| Data entries |
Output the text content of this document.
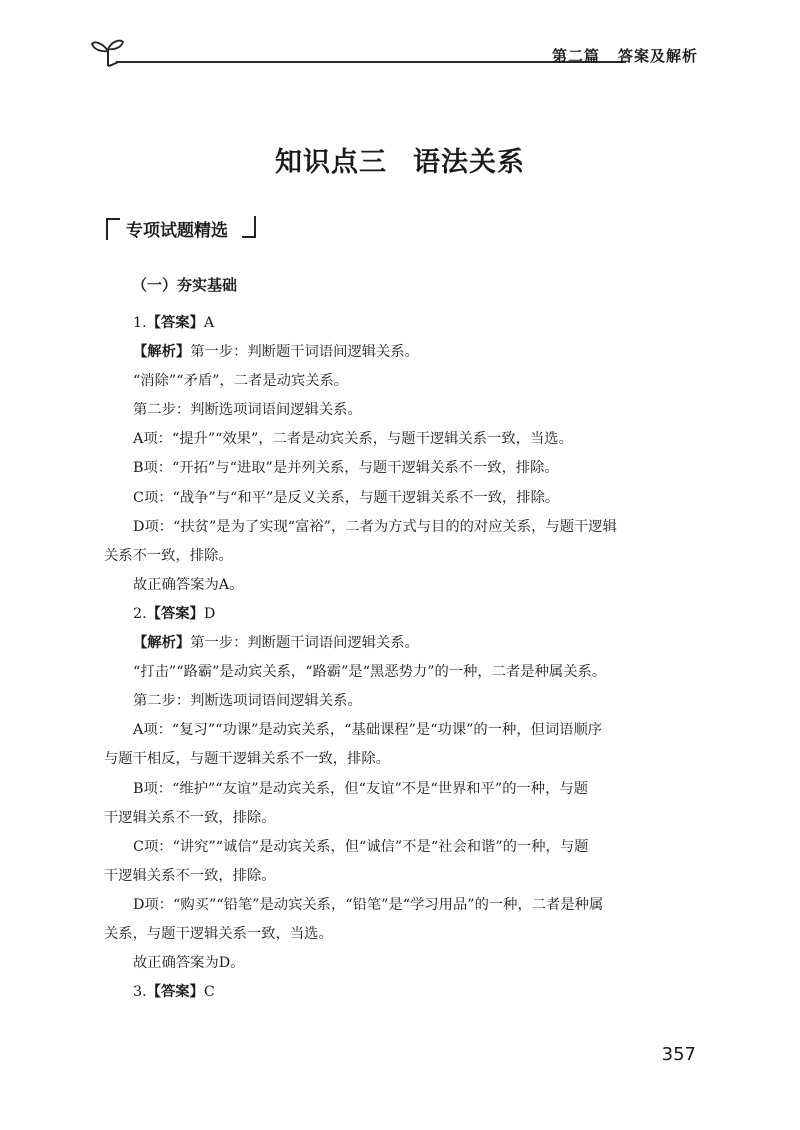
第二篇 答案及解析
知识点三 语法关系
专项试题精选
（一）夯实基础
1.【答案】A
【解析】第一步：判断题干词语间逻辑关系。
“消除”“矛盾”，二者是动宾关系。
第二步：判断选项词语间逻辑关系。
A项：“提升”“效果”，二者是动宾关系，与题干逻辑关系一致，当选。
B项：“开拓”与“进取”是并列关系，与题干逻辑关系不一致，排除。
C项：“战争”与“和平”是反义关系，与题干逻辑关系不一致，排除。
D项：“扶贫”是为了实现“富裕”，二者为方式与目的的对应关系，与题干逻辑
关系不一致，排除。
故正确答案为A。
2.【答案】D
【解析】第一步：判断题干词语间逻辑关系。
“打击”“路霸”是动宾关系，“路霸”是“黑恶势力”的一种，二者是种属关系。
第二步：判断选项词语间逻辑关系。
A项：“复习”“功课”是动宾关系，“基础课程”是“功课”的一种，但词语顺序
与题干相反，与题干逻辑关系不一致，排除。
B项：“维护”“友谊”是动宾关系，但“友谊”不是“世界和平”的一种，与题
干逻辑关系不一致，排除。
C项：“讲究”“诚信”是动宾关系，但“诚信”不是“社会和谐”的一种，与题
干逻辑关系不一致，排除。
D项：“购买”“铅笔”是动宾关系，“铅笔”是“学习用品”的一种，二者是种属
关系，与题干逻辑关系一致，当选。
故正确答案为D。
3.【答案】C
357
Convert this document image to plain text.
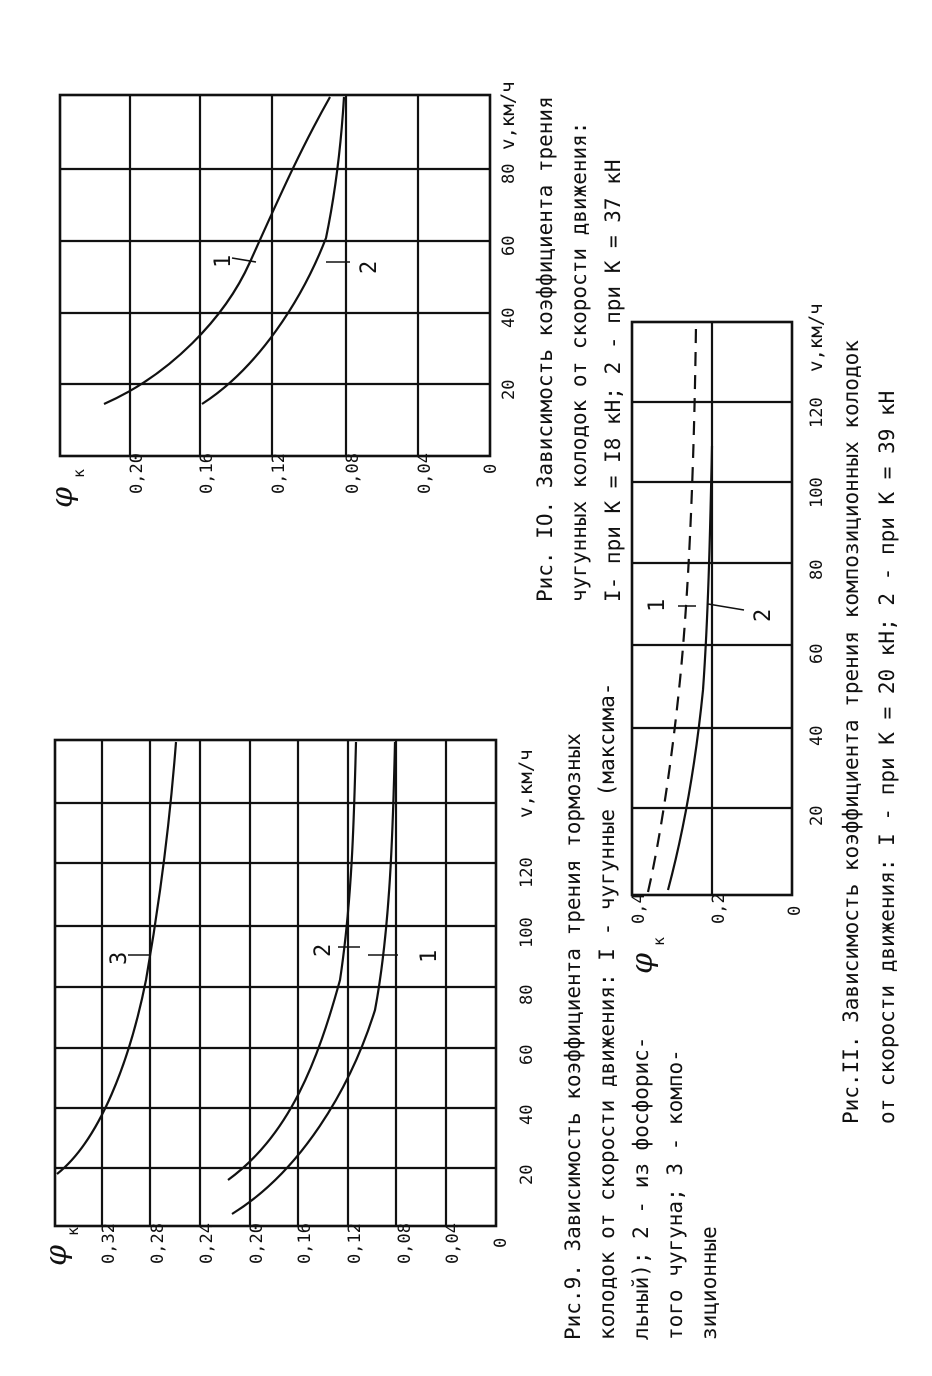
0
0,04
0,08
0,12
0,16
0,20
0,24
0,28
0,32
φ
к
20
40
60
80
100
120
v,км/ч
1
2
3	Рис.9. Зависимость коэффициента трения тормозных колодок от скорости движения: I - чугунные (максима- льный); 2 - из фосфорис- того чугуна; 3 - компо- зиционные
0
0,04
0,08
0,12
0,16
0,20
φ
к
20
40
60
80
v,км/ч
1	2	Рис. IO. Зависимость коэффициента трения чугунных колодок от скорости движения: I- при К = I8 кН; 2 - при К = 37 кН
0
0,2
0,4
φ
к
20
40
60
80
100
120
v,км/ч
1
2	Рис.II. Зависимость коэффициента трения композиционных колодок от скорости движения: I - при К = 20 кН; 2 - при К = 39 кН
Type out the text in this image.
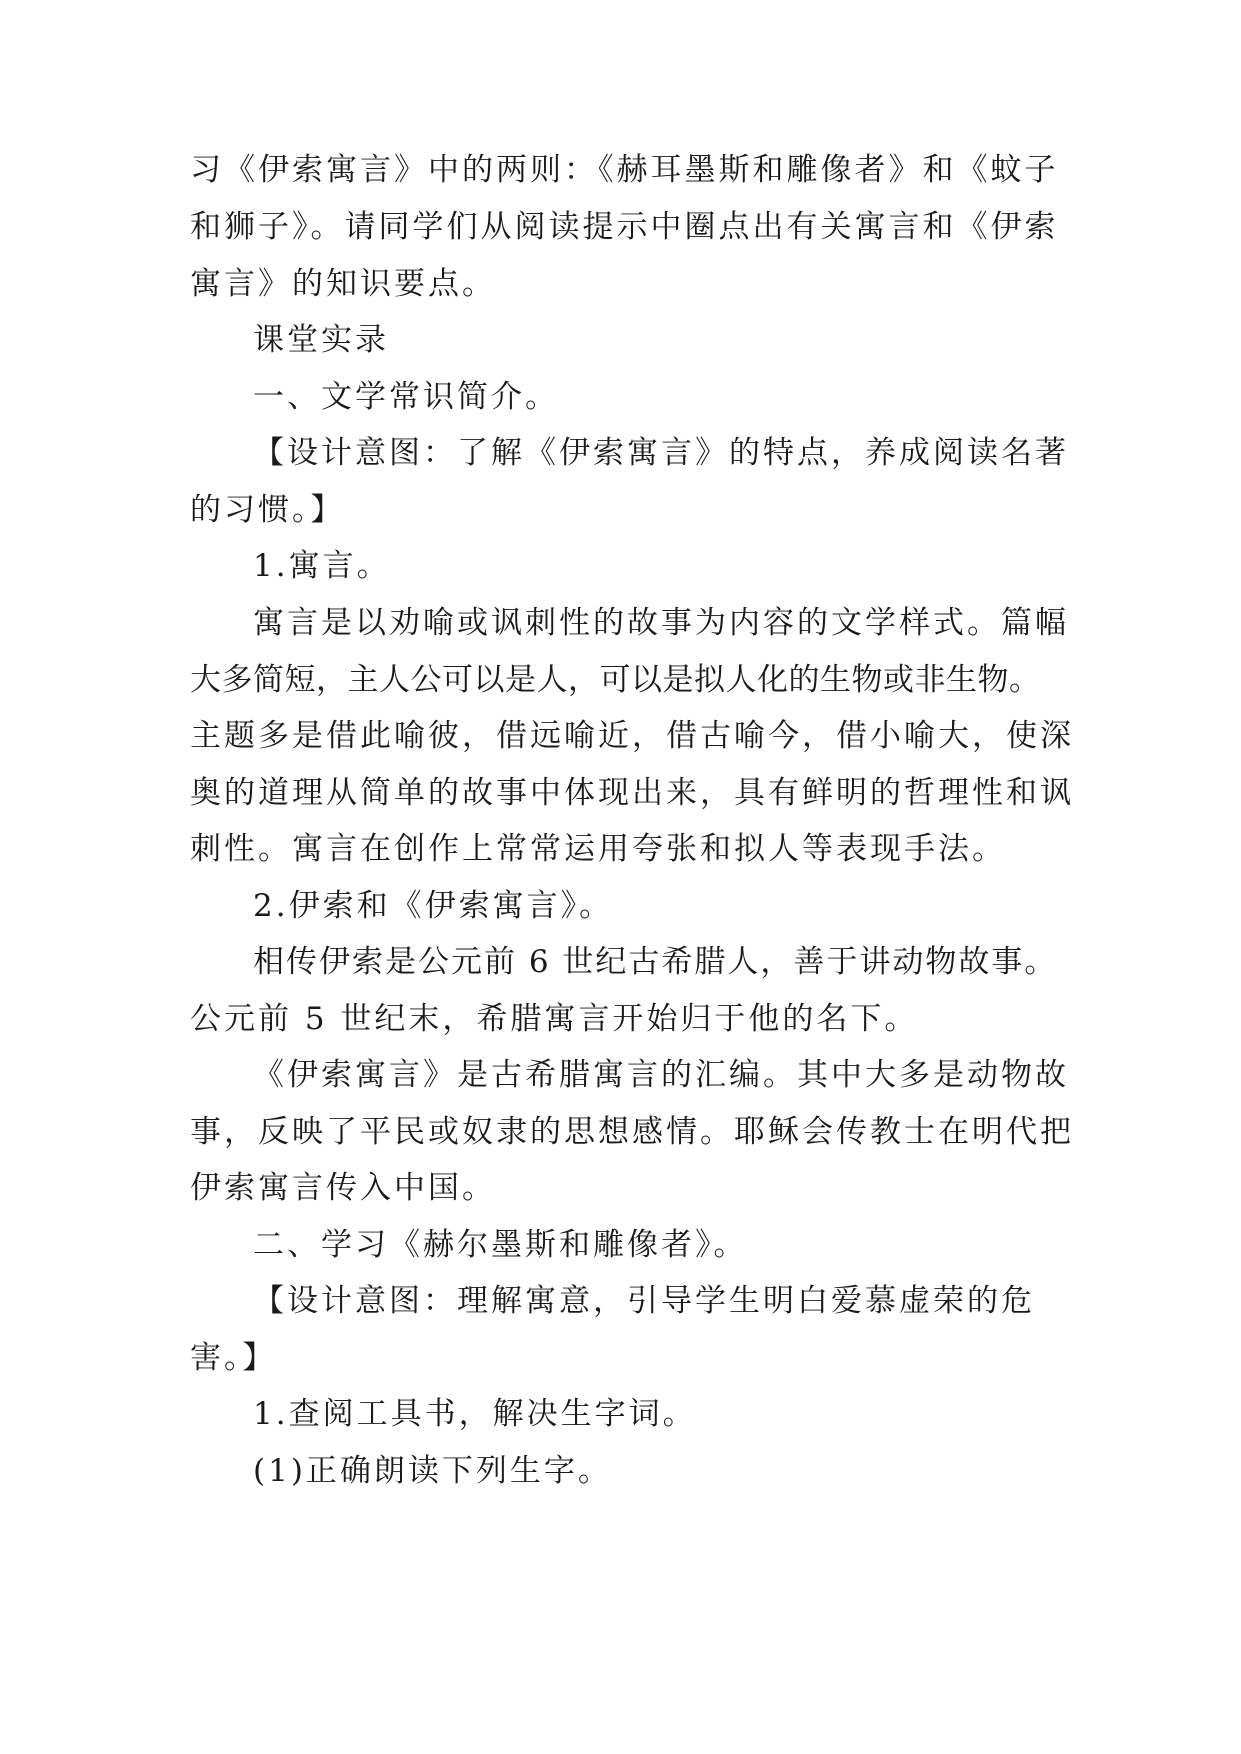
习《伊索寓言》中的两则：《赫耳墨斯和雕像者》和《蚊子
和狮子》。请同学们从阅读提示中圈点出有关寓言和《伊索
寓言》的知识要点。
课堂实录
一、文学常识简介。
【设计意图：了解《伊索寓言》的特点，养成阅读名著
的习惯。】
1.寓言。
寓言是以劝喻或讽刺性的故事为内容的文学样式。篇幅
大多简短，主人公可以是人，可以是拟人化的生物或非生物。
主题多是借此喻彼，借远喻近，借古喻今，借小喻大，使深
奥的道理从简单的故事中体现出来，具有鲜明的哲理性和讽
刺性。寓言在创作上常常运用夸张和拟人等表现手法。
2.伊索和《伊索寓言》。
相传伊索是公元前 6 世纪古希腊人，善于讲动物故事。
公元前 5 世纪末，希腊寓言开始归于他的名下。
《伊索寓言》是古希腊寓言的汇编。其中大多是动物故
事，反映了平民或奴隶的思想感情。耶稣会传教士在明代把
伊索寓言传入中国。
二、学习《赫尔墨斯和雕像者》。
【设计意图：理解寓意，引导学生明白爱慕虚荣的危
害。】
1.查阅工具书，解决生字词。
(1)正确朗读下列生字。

| Your goal |
From the data above, pick out each line containing "二者是动宾关系" and copy it.

| Solved exercise |
“消除”“矛盾”，二者是动宾关系。
A项：“提升”“效果”，二者是动宾关系，与题干逻辑关系一致，当选。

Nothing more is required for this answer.